Request: Count the lines below that include the word "Інформація" and write that number alone.
** BEGIN Source records **
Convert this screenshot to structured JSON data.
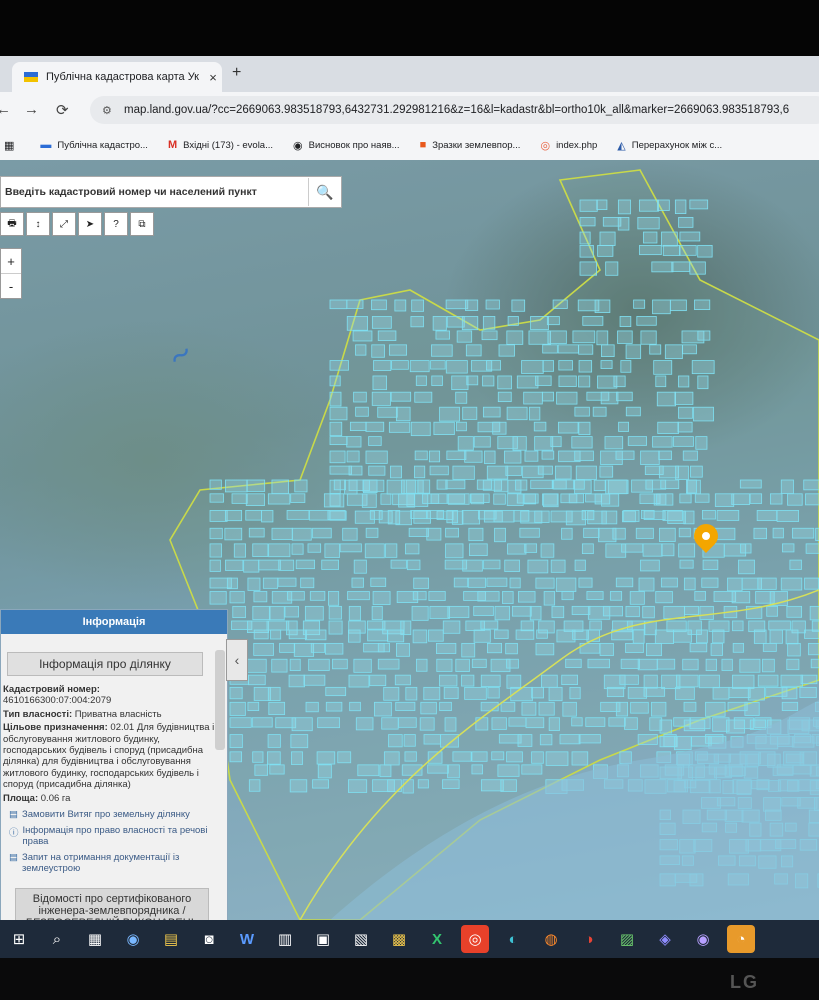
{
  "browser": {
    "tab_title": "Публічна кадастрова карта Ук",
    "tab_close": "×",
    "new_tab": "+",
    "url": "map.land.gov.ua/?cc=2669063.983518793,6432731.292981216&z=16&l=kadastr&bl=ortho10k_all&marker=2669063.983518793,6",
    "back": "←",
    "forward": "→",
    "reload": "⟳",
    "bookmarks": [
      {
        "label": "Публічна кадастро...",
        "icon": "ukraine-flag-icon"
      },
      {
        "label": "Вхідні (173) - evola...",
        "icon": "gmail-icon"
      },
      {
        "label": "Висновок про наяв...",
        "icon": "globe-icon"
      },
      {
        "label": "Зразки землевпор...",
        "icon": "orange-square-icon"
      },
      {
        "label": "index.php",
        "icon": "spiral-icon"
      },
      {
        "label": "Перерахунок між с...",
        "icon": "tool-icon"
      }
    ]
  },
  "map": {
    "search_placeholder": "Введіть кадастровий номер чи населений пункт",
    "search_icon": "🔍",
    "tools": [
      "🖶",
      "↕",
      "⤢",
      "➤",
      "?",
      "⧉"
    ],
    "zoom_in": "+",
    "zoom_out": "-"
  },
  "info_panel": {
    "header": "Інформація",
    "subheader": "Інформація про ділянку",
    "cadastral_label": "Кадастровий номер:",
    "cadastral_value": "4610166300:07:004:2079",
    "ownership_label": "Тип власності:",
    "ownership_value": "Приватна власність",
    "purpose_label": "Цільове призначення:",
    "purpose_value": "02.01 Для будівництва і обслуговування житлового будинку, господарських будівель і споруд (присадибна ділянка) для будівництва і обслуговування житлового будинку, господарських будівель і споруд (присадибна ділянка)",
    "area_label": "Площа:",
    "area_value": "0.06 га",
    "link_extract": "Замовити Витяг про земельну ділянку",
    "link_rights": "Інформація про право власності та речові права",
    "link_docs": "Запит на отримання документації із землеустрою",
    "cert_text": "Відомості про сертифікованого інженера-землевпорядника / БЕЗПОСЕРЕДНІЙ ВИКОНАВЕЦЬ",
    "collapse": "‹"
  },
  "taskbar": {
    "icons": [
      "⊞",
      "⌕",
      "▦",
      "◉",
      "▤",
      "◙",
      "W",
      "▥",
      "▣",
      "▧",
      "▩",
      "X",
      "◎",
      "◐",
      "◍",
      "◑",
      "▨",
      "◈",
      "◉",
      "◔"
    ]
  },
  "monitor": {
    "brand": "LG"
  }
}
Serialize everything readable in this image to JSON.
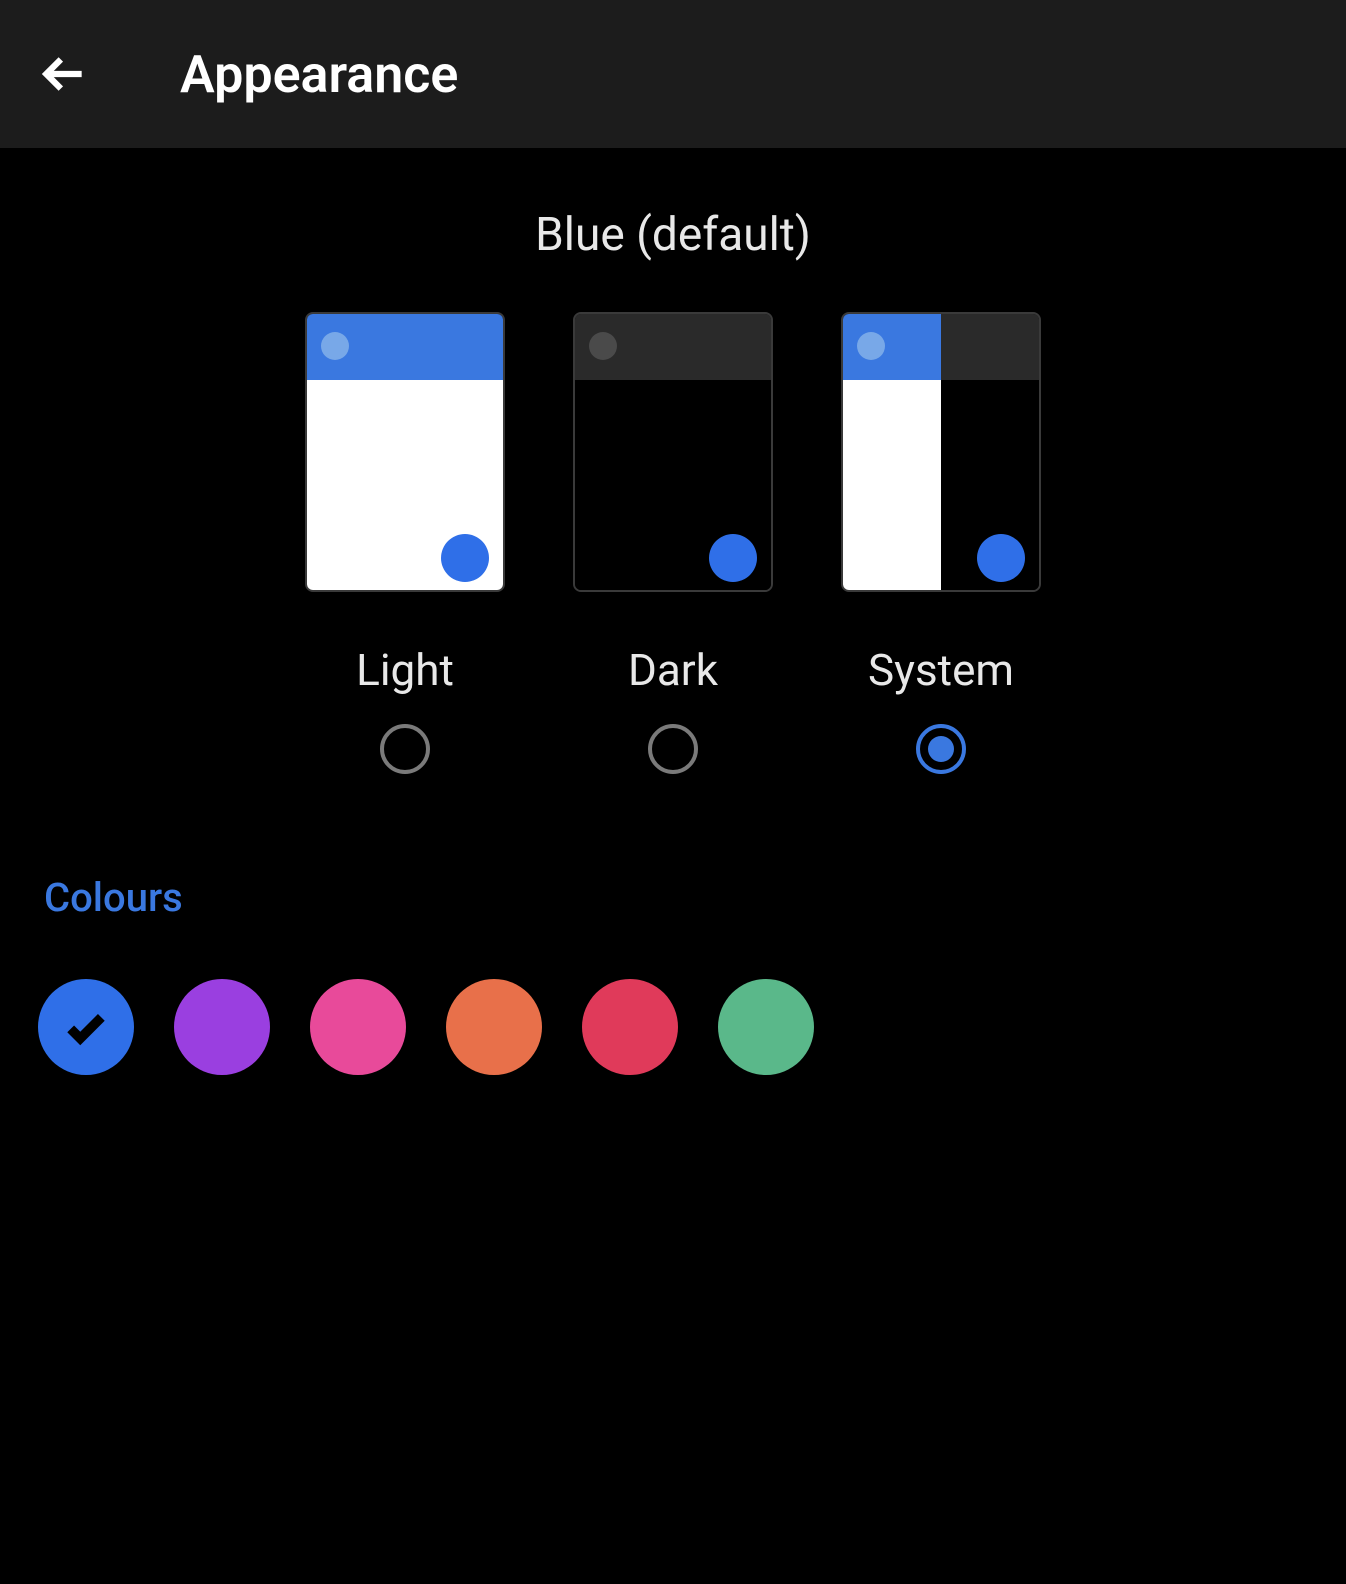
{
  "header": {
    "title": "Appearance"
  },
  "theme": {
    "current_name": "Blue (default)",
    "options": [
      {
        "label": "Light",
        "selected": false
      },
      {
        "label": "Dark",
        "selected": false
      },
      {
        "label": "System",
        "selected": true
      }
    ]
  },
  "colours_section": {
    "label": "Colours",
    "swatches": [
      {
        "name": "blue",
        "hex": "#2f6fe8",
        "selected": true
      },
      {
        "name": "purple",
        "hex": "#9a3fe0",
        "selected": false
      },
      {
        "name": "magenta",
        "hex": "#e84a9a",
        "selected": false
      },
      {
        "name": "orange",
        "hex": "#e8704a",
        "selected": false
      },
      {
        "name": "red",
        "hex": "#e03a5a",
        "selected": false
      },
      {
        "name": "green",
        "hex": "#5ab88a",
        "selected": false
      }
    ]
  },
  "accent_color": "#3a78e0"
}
** END Source records **
Exercise output: 3